**What this task involves:** Leave the pictures out and transcribe every record exactly.

**Raw data:**
_ _ _ _ _ _ _
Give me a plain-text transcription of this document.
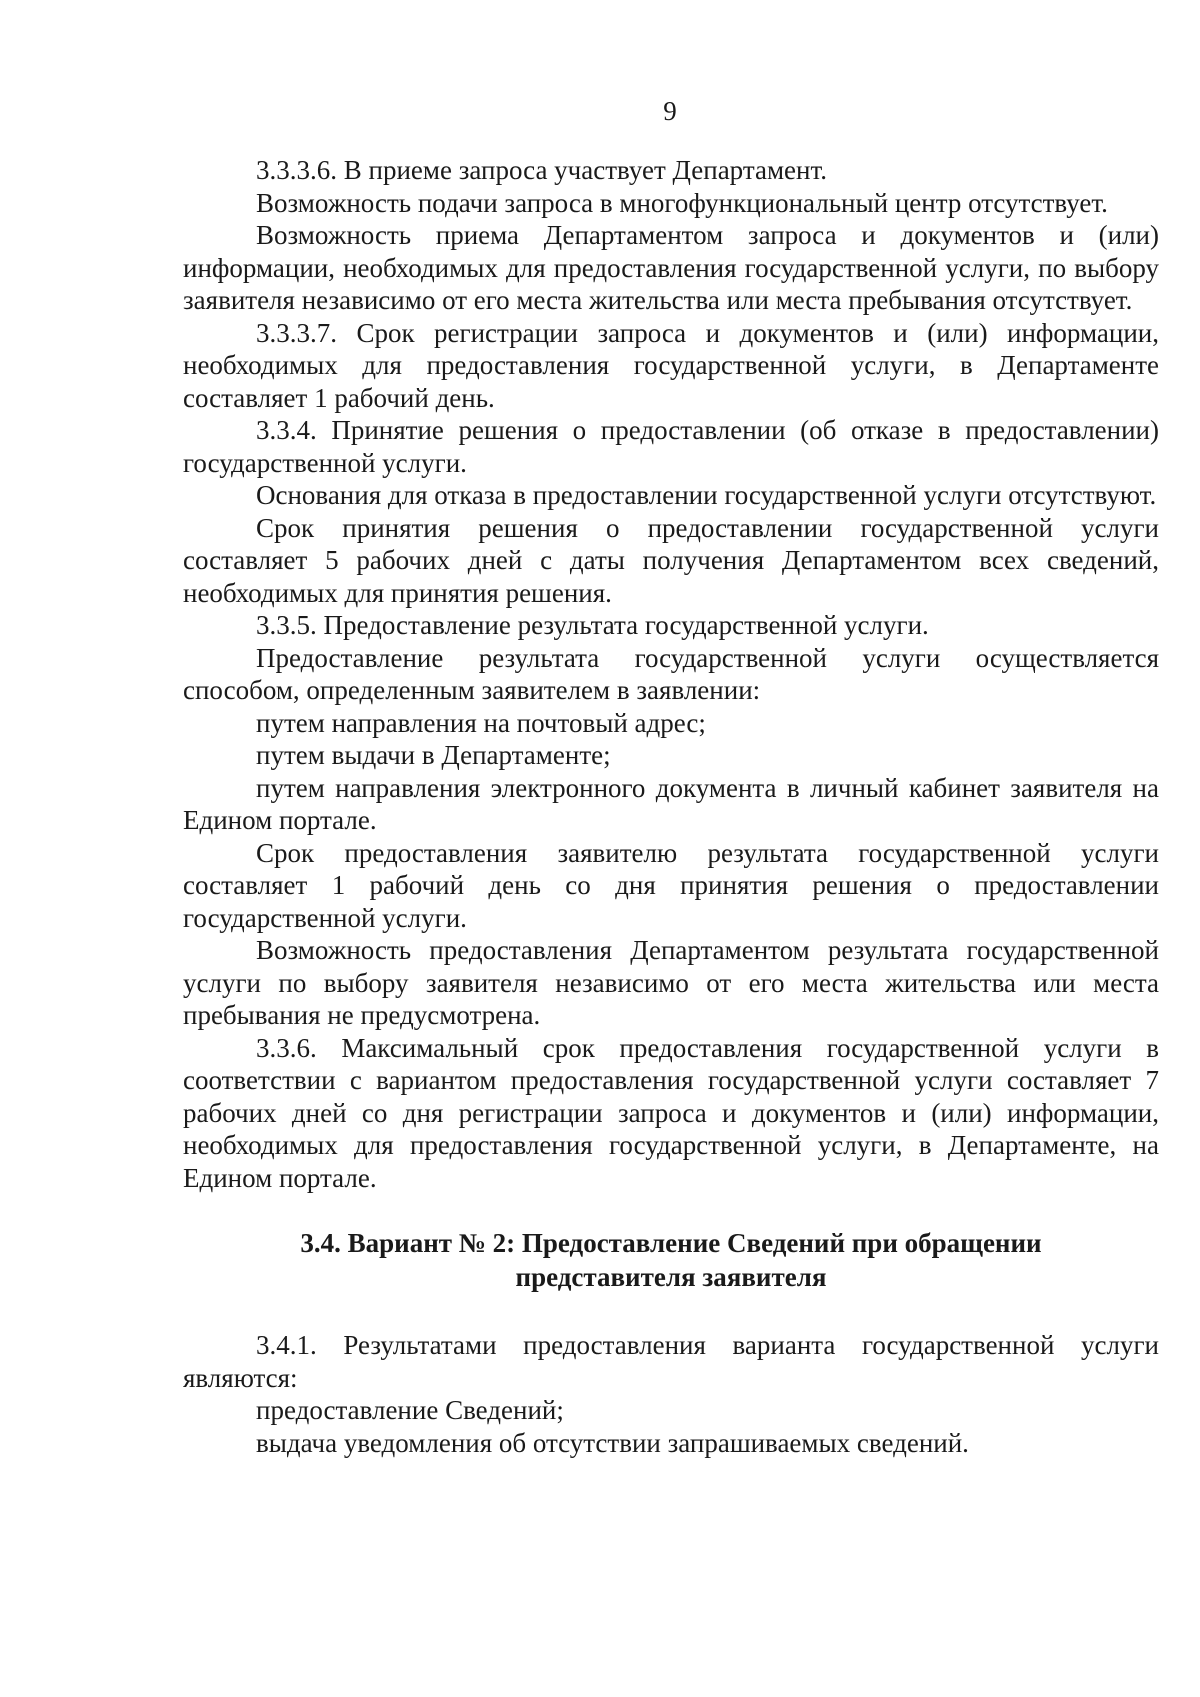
9

3.3.3.6. В приеме запроса участвует Департамент.

Возможность подачи запроса в многофункциональный центр отсутствует.

Возможность приема Департаментом запроса и документов и (или) информации, необходимых для предоставления государственной услуги, по выбору заявителя независимо от его места жительства или места пребывания отсутствует.

3.3.3.7. Срок регистрации запроса и документов и (или) информации, необходимых для предоставления государственной услуги, в Департаменте составляет 1 рабочий день.

3.3.4. Принятие решения о предоставлении (об отказе в предоставлении) государственной услуги.

Основания для отказа в предоставлении государственной услуги отсутствуют.

Срок принятия решения о предоставлении государственной услуги составляет 5 рабочих дней с даты получения Департаментом всех сведений, необходимых для принятия решения.

3.3.5. Предоставление результата государственной услуги.

Предоставление результата государственной услуги осуществляется способом, определенным заявителем в заявлении:

путем направления на почтовый адрес;

путем выдачи в Департаменте;

путем направления электронного документа в личный кабинет заявителя на Едином портале.

Срок предоставления заявителю результата государственной услуги составляет 1 рабочий день со дня принятия решения о предоставлении государственной услуги.

Возможность предоставления Департаментом результата государственной услуги по выбору заявителя независимо от его места жительства или места пребывания не предусмотрена.

3.3.6. Максимальный срок предоставления государственной услуги в соответствии с вариантом предоставления государственной услуги составляет 7 рабочих дней со дня регистрации запроса и документов и (или) информации, необходимых для предоставления государственной услуги, в Департаменте, на Едином портале.

3.4. Вариант № 2: Предоставление Сведений при обращении
представителя заявителя

3.4.1. Результатами предоставления варианта государственной услуги являются:

предоставление Сведений;

выдача уведомления об отсутствии запрашиваемых сведений.
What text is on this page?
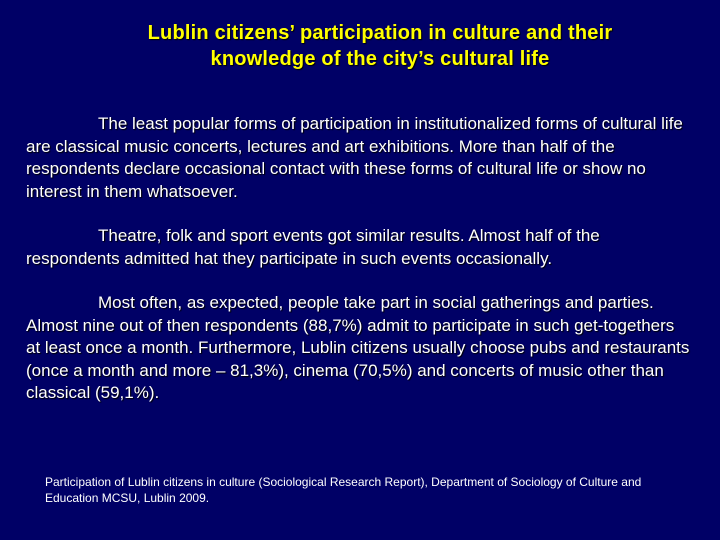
Lublin citizens’ participation in culture and their
knowledge of the city’s cultural life

The least popular forms of participation in institutionalized forms of cultural life are classical music concerts, lectures and art exhibitions. More than half of the respondents declare occasional contact with these forms of cultural life or show no interest in them whatsoever.

Theatre, folk and sport events got similar results. Almost half of the respondents admitted hat they participate in such events occasionally.

Most often, as expected, people take part in social gatherings and parties. Almost nine out of then respondents (88,7%) admit to participate in such get-togethers at least once a month. Furthermore, Lublin citizens usually choose pubs and restaurants (once a month and more – 81,3%), cinema (70,5%) and concerts of music other than classical (59,1%).

Participation of Lublin citizens in culture (Sociological Research Report), Department of Sociology of Culture and Education MCSU, Lublin 2009.	5
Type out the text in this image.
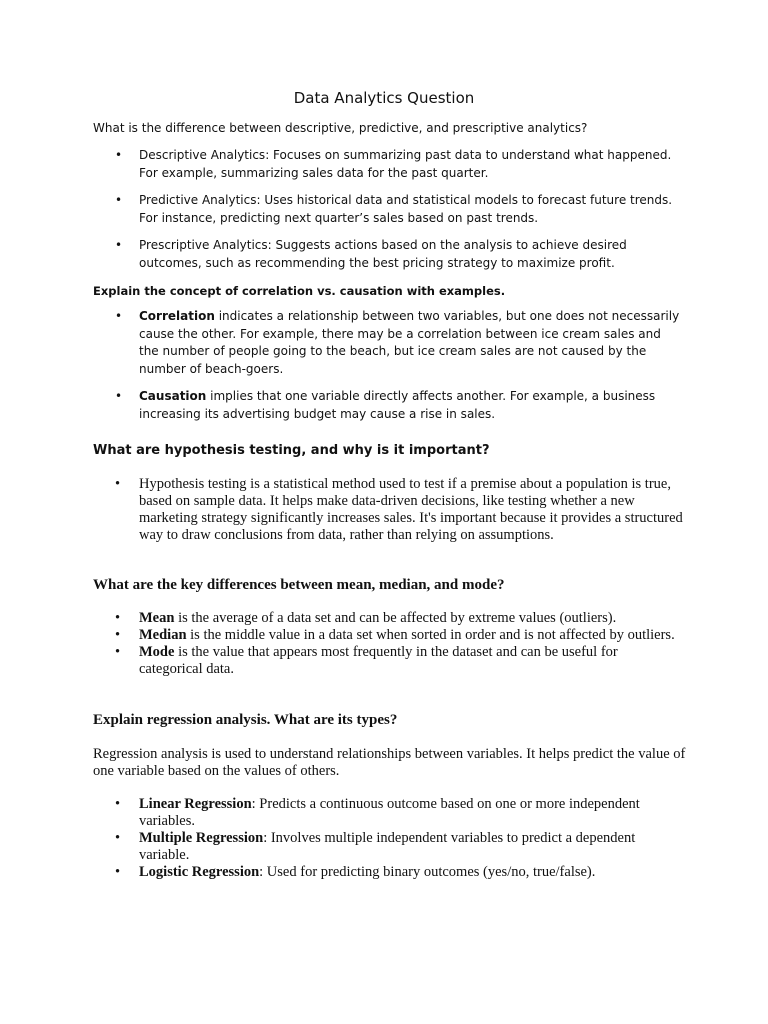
Data Analytics Question

What is the difference between descriptive, predictive, and prescriptive analytics?

• Descriptive Analytics: Focuses on summarizing past data to understand what happened. For example, summarizing sales data for the past quarter.
• Predictive Analytics: Uses historical data and statistical models to forecast future trends. For instance, predicting next quarter’s sales based on past trends.
• Prescriptive Analytics: Suggests actions based on the analysis to achieve desired outcomes, such as recommending the best pricing strategy to maximize profit.

Explain the concept of correlation vs. causation with examples.

• Correlation indicates a relationship between two variables, but one does not necessarily cause the other. For example, there may be a correlation between ice cream sales and the number of people going to the beach, but ice cream sales are not caused by the number of beach-goers.
• Causation implies that one variable directly affects another. For example, a business increasing its advertising budget may cause a rise in sales.

What are hypothesis testing, and why is it important?

• Hypothesis testing is a statistical method used to test if a premise about a population is true, based on sample data. It helps make data-driven decisions, like testing whether a new marketing strategy significantly increases sales. It's important because it provides a structured way to draw conclusions from data, rather than relying on assumptions.

What are the key differences between mean, median, and mode?

• Mean is the average of a data set and can be affected by extreme values (outliers).
• Median is the middle value in a data set when sorted in order and is not affected by outliers.
• Mode is the value that appears most frequently in the dataset and can be useful for categorical data.

Explain regression analysis. What are its types?

Regression analysis is used to understand relationships between variables. It helps predict the value of one variable based on the values of others.

• Linear Regression: Predicts a continuous outcome based on one or more independent variables.
• Multiple Regression: Involves multiple independent variables to predict a dependent variable.
• Logistic Regression: Used for predicting binary outcomes (yes/no, true/false).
_ _ _ _ _ _ _
**Task output:**
Give me a plain-text transcription of this document.
9

3.3.3.6. В приеме запроса участвует Департамент.

Возможность подачи запроса в многофункциональный центр отсутствует.

Возможность приема Департаментом запроса и документов и (или) информации, необходимых для предоставления государственной услуги, по выбору заявителя независимо от его места жительства или места пребывания отсутствует.

3.3.3.7. Срок регистрации запроса и документов и (или) информации, необходимых для предоставления государственной услуги, в Департаменте составляет 1 рабочий день.

3.3.4. Принятие решения о предоставлении (об отказе в предоставлении) государственной услуги.

Основания для отказа в предоставлении государственной услуги отсутствуют.

Срок принятия решения о предоставлении государственной услуги составляет 5 рабочих дней с даты получения Департаментом всех сведений, необходимых для принятия решения.

3.3.5. Предоставление результата государственной услуги.

Предоставление результата государственной услуги осуществляется способом, определенным заявителем в заявлении:

путем направления на почтовый адрес;

путем выдачи в Департаменте;

путем направления электронного документа в личный кабинет заявителя на Едином портале.

Срок предоставления заявителю результата государственной услуги составляет 1 рабочий день со дня принятия решения о предоставлении государственной услуги.

Возможность предоставления Департаментом результата государственной услуги по выбору заявителя независимо от его места жительства или места пребывания не предусмотрена.

3.3.6. Максимальный срок предоставления государственной услуги в соответствии с вариантом предоставления государственной услуги составляет 7 рабочих дней со дня регистрации запроса и документов и (или) информации, необходимых для предоставления государственной услуги, в Департаменте, на Едином портале.

3.4. Вариант № 2: Предоставление Сведений при обращении
представителя заявителя

3.4.1. Результатами предоставления варианта государственной услуги являются:

предоставление Сведений;

выдача уведомления об отсутствии запрашиваемых сведений.
What text is on this page?
Lublin citizens’ participation in culture and their
knowledge of the city’s cultural life

The least popular forms of participation in institutionalized forms of cultural life are classical music concerts, lectures and art exhibitions. More than half of the respondents declare occasional contact with these forms of cultural life or show no interest in them whatsoever.

Theatre, folk and sport events got similar results. Almost half of the respondents admitted hat they participate in such events occasionally.

Most often, as expected, people take part in social gatherings and parties. Almost nine out of then respondents (88,7%) admit to participate in such get-togethers at least once a month. Furthermore, Lublin citizens usually choose pubs and restaurants (once a month and more – 81,3%), cinema (70,5%) and concerts of music other than classical (59,1%).

Participation of Lublin citizens in culture (Sociological Research Report), Department of Sociology of Culture and Education MCSU, Lublin 2009.	5
Type out the text in this image.
Data Analytics Question

What is the difference between descriptive, predictive, and prescriptive analytics?

• Descriptive Analytics: Focuses on summarizing past data to understand what happened. For example, summarizing sales data for the past quarter.
• Predictive Analytics: Uses historical data and statistical models to forecast future trends. For instance, predicting next quarter’s sales based on past trends.
• Prescriptive Analytics: Suggests actions based on the analysis to achieve desired outcomes, such as recommending the best pricing strategy to maximize profit.

Explain the concept of correlation vs. causation with examples.

• Correlation indicates a relationship between two variables, but one does not necessarily cause the other. For example, there may be a correlation between ice cream sales and the number of people going to the beach, but ice cream sales are not caused by the number of beach-goers.
• Causation implies that one variable directly affects another. For example, a business increasing its advertising budget may cause a rise in sales.

What are hypothesis testing, and why is it important?

• Hypothesis testing is a statistical method used to test if a premise about a population is true, based on sample data. It helps make data-driven decisions, like testing whether a new marketing strategy significantly increases sales. It's important because it provides a structured way to draw conclusions from data, rather than relying on assumptions.

What are the key differences between mean, median, and mode?

• Mean is the average of a data set and can be affected by extreme values (outliers).
• Median is the middle value in a data set when sorted in order and is not affected by outliers.
• Mode is the value that appears most frequently in the dataset and can be useful for categorical data.

Explain regression analysis. What are its types?

Regression analysis is used to understand relationships between variables. It helps predict the value of one variable based on the values of others.

• Linear Regression: Predicts a continuous outcome based on one or more independent variables.
• Multiple Regression: Involves multiple independent variables to predict a dependent variable.
• Logistic Regression: Used for predicting binary outcomes (yes/no, true/false).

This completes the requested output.